▸ **DATA FOR THIS TASK**:

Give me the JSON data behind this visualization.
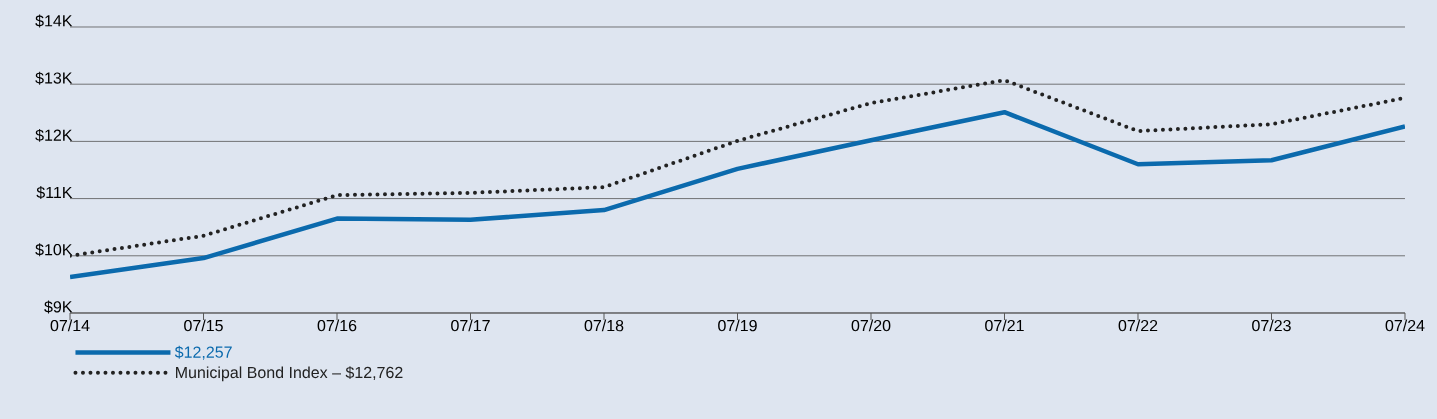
{
  "chart_data": {
    "type": "line",
    "categories": [
      "07/14",
      "07/15",
      "07/16",
      "07/17",
      "07/18",
      "07/19",
      "07/20",
      "07/21",
      "07/22",
      "07/23",
      "07/24"
    ],
    "series": [
      {
        "name": "$12,257",
        "color": "#0b6aad",
        "line_style": "solid",
        "values": [
          9630,
          9960,
          10650,
          10630,
          10800,
          11520,
          12020,
          12510,
          11600,
          11670,
          12260
        ]
      },
      {
        "name": "Municipal Bond Index – $12,762",
        "color": "#222222",
        "line_style": "dotted",
        "values": [
          10000,
          10350,
          11060,
          11100,
          11200,
          12010,
          12670,
          13070,
          12180,
          12300,
          12760
        ]
      }
    ],
    "ylim": [
      9000,
      14000
    ],
    "yticks": [
      {
        "value": 9000,
        "label": "$9K"
      },
      {
        "value": 10000,
        "label": "$10K"
      },
      {
        "value": 11000,
        "label": "$11K"
      },
      {
        "value": 12000,
        "label": "$12K"
      },
      {
        "value": 13000,
        "label": "$13K"
      },
      {
        "value": 14000,
        "label": "$14K"
      }
    ],
    "grid": "y",
    "legend": "bottom left"
  }
}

▸ **YOUR OBJECTIVE**: Find the word "label" in the data and show each line that holds it.

▸ **ANSWER TO THIS TASK**:
        "label": "$9K"
        "label": "$10K"
        "label": "$11K"
        "label": "$12K"
        "label": "$13K"
        "label": "$14K"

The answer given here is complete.